# Job a:
Repeat word for word the part of the passage on Ciena's xHaul routers starting with "Ciena leverages Intel" and going on through "and Next-Generation LTE.".

Ciena leverages Intel technology for flexibility and programmability to accelerate the adoption of O-RAN in 5G New Radio (NR) and Next-Generation LTE.

Ciena recently announced three new xHaul (fronthaul, midhaul, and backhaul) routers – the multivendor interoperable Ciena 5164, 5166, and 5168 Routers – as described in a new Ciena blog written by Brian Lavallée, Senior Director of Portfolio Marketing at Ciena. Mobile networks use the xHaul transport networks discussed in Lavallée’s blog to interconnect cell sites to each other, to the core network, and ultimately to data centers, where much of the content being accessed resides. A lot of this content is video, which means the fixed wireline networks that interconnect Radio Access Networks (RANs) and data centers need upgrading to achieve the end-to-end performance promise that the industry expects from 5G Network Slicing. Ciena’s three new routers support the open 5G fronthaul and midhaul network interface specifications being developed by organizations such as the operator-led O-RAN Alliance.

Because the company wanted to conform to the O-RAN Alliance’s core principles – intelligence and openness – Ciena decide to work with Intel and to leverage Intel’s expertise in developing accelerated, programmable virtual RANs. According to Lavallée’s blog, this collaboration with Intel has enabled “the deployment of converged 4G/LTE and 5G mobile networks in the most efficient and cost-effective way.”

# Job b:
Please turn the part of the entries below, starting with the line with "FancyBboxPatch shape <box>628 265" and going on through the line with "Text: Antenna: Antenna <box>183", into a numbered list, both of those lines included and blank lines left out. List only those lines.

[Element location listings]
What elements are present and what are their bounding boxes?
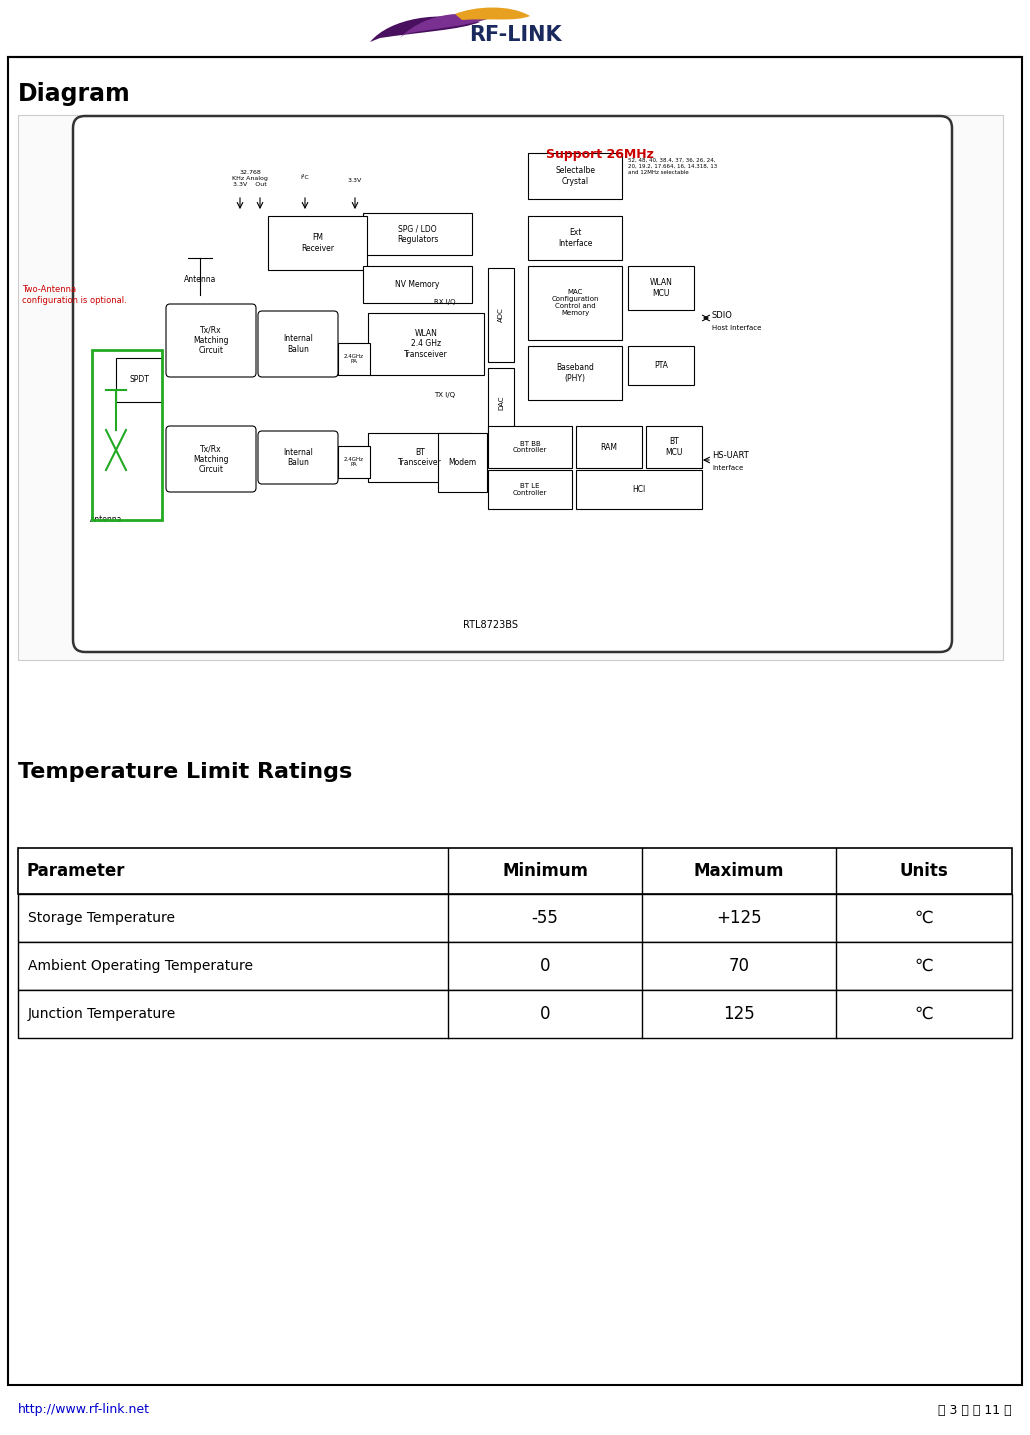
FancyBboxPatch shape <box>628 265 694 310</box>
Bar <box>92 350 162 519</box>
Text: BT
Transceiver: BT Transceiver <box>399 448 442 468</box>
Text: 0: 0 <box>540 957 550 974</box>
Bar <box>18 990 1012 1038</box>
Text: 125: 125 <box>723 1004 755 1023</box>
Text: Two-Antenna
configuration is optional.: Two-Antenna configuration is optional. <box>22 286 127 304</box>
Text: I²C: I²C <box>301 175 309 179</box>
Text: -55: -55 <box>531 908 558 927</box>
FancyBboxPatch shape <box>528 265 622 340</box>
Text: Diagram: Diagram <box>18 82 131 106</box>
FancyBboxPatch shape <box>166 426 256 492</box>
Text: 32.768
KHz Analog
3.3V    Out: 32.768 KHz Analog 3.3V Out <box>232 169 268 187</box>
FancyBboxPatch shape <box>368 313 484 375</box>
Text: +125: +125 <box>716 908 762 927</box>
Text: Antenna: Antenna <box>90 515 123 525</box>
FancyBboxPatch shape <box>73 116 952 651</box>
Text: SDIO: SDIO <box>712 310 733 320</box>
FancyBboxPatch shape <box>488 268 514 362</box>
Text: 70: 70 <box>728 957 750 974</box>
FancyBboxPatch shape <box>438 433 487 492</box>
Text: ℃: ℃ <box>915 957 933 974</box>
Bar <box>18 941 1012 990</box>
FancyBboxPatch shape <box>576 471 702 509</box>
Text: WLAN
MCU: WLAN MCU <box>650 278 673 297</box>
FancyBboxPatch shape <box>646 426 702 468</box>
Text: BT BB
Controller: BT BB Controller <box>513 441 547 453</box>
Text: http://www.rf-link.net: http://www.rf-link.net <box>18 1403 150 1416</box>
Text: BT LE
Controller: BT LE Controller <box>513 484 547 497</box>
Text: Support 26MHz: Support 26MHz <box>546 148 654 161</box>
Text: Antenna: Antenna <box>183 276 216 284</box>
Text: Temperature Limit Ratings: Temperature Limit Ratings <box>18 762 352 782</box>
Text: NV Memory: NV Memory <box>396 280 440 288</box>
Text: RTL8723BS: RTL8723BS <box>462 620 517 630</box>
Text: RAM: RAM <box>600 442 618 452</box>
Bar <box>18 115 1003 660</box>
FancyBboxPatch shape <box>628 346 694 385</box>
Bar <box>18 848 1012 894</box>
FancyBboxPatch shape <box>528 154 622 199</box>
FancyBboxPatch shape <box>268 217 367 270</box>
Text: RX I/Q: RX I/Q <box>434 298 455 306</box>
Text: MAC
Configuration
Control and
Memory: MAC Configuration Control and Memory <box>551 290 598 317</box>
FancyBboxPatch shape <box>368 433 472 482</box>
Text: 52, 48, 40, 38.4, 37, 36, 26, 24,
20, 19.2, 17.664, 16, 14.318, 13
and 12MHz sel: 52, 48, 40, 38.4, 37, 36, 26, 24, 20, 19… <box>628 158 717 175</box>
Text: Storage Temperature: Storage Temperature <box>28 911 175 926</box>
Text: HS-UART: HS-UART <box>712 451 749 459</box>
FancyBboxPatch shape <box>258 430 338 484</box>
Text: FM
Receiver: FM Receiver <box>301 234 334 253</box>
FancyBboxPatch shape <box>488 367 514 438</box>
Text: SPG / LDO
Regulators: SPG / LDO Regulators <box>397 224 438 244</box>
FancyBboxPatch shape <box>488 426 572 468</box>
Text: Internal
Balun: Internal Balun <box>283 334 313 353</box>
Text: Ext
Interface: Ext Interface <box>558 228 592 248</box>
Text: Maximum: Maximum <box>694 862 784 880</box>
Text: Modem: Modem <box>448 458 477 466</box>
Text: PTA: PTA <box>654 362 667 370</box>
PathPatch shape <box>455 7 530 20</box>
FancyBboxPatch shape <box>338 343 370 375</box>
Text: Interface: Interface <box>712 465 744 471</box>
Text: Tx/Rx
Matching
Circuit: Tx/Rx Matching Circuit <box>194 443 229 474</box>
Text: ℃: ℃ <box>915 908 933 927</box>
Text: Host Interface: Host Interface <box>712 324 761 331</box>
PathPatch shape <box>400 14 490 37</box>
Text: DAC: DAC <box>497 395 504 410</box>
FancyBboxPatch shape <box>166 304 256 377</box>
Text: BT
MCU: BT MCU <box>665 438 683 456</box>
Text: 0: 0 <box>540 1004 550 1023</box>
Text: Internal
Balun: Internal Balun <box>283 448 313 468</box>
FancyBboxPatch shape <box>576 426 642 468</box>
Text: Selectalbe
Crystal: Selectalbe Crystal <box>555 166 595 185</box>
Bar <box>18 894 1012 941</box>
Text: SPDT: SPDT <box>129 376 149 385</box>
Text: Tx/Rx
Matching
Circuit: Tx/Rx Matching Circuit <box>194 326 229 356</box>
Text: 2.4GHz
PA: 2.4GHz PA <box>344 456 364 468</box>
Text: WLAN
2.4 GHz
Transceiver: WLAN 2.4 GHz Transceiver <box>404 329 448 359</box>
FancyBboxPatch shape <box>338 446 370 478</box>
FancyBboxPatch shape <box>488 471 572 509</box>
Text: 2.4GHz
ΡΑ: 2.4GHz ΡΑ <box>344 353 364 364</box>
Text: ℃: ℃ <box>915 1004 933 1023</box>
PathPatch shape <box>370 16 480 42</box>
Text: Units: Units <box>899 862 949 880</box>
Text: Junction Temperature: Junction Temperature <box>28 1007 176 1020</box>
FancyBboxPatch shape <box>116 357 162 402</box>
Text: Ambient Operating Temperature: Ambient Operating Temperature <box>28 959 253 973</box>
FancyBboxPatch shape <box>258 311 338 377</box>
Text: TX I/Q: TX I/Q <box>434 392 455 397</box>
Text: ADC: ADC <box>497 307 504 323</box>
Text: RF-LINK: RF-LINK <box>469 24 561 44</box>
Text: Minimum: Minimum <box>502 862 588 880</box>
Text: HCI: HCI <box>632 485 646 494</box>
Text: 3.3V: 3.3V <box>348 178 363 184</box>
Text: Baseband
(PHY): Baseband (PHY) <box>556 363 594 383</box>
FancyBboxPatch shape <box>363 212 472 255</box>
FancyBboxPatch shape <box>528 346 622 400</box>
FancyBboxPatch shape <box>528 217 622 260</box>
FancyBboxPatch shape <box>363 265 472 303</box>
Text: Parameter: Parameter <box>26 862 125 880</box>
Text: 第 3 页 共 11 页: 第 3 页 共 11 页 <box>938 1403 1012 1416</box>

# Correct result a:
Ciena leverages Intel technology for flexibility and programmability to accelerate the adoption of O-RAN in 5G New Radio (NR) and Next-Generation LTE.

# Correct result b:
1. FancyBboxPatch shape <box>628 265 694 310</box>
2. Bar <box>92 350 162 519</box>
3. Text: BT
4. Transceiver: BT Transceiver <box>399 448 442 468</box>
5. Text: 0: 0 <box>540 957 550 974</box>
6. Bar <box>18 990 1012 1038</box>
7. Text: 125: 125 <box>723 1004 755 1023</box>
8. Text: Two-Antenna
9. configuration is optional.: Two-Antenna configuration is optional. <box>22 286 127 304</box>
10. Text: I²C: I²C <box>301 175 309 179</box>
11. Text: -55: -55 <box>531 908 558 927</box>
12. FancyBboxPatch shape <box>528 265 622 340</box>
13. Text: Diagram: Diagram <box>18 82 131 106</box>
14. FancyBboxPatch shape <box>166 426 256 492</box>
15. Text: 32.768
16. KHz Analog
17. 3.3V    Out: 32.768 KHz Analog 3.3V Out <box>232 169 268 187</box>
18. FancyBboxPatch shape <box>368 313 484 375</box>
19. Text: +125: +125 <box>716 908 762 927</box>
20. Text: Antenna: Antenna <box>90 515 123 525</box>
21. FancyBboxPatch shape <box>73 116 952 651</box>
22. Text: SDIO: SDIO <box>712 310 733 320</box>
23. FancyBboxPatch shape <box>488 268 514 362</box>
24. Text: 70: 70 <box>728 957 750 974</box>
25. FancyBboxPatch shape <box>438 433 487 492</box>
26. Text: ℃: ℃ <box>915 957 933 974</box>
27. Bar <box>18 941 1012 990</box>
28. FancyBboxPatch shape <box>576 471 702 509</box>
29. Text: WLAN
30. MCU: WLAN MCU <box>650 278 673 297</box>
31. FancyBboxPatch shape <box>646 426 702 468</box>
32. Text: BT BB
33. Controller: BT BB Controller <box>513 441 547 453</box>
34. Text: http://www.rf-link.net: http://www.rf-link.net <box>18 1403 150 1416</box>
35. Text: BT LE
36. Controller: BT LE Controller <box>513 484 547 497</box>
37. Text: Support 26MHz: Support 26MHz <box>546 148 654 161</box>
38. Text: Antenna: Antenna <box>183 276 216 284</box>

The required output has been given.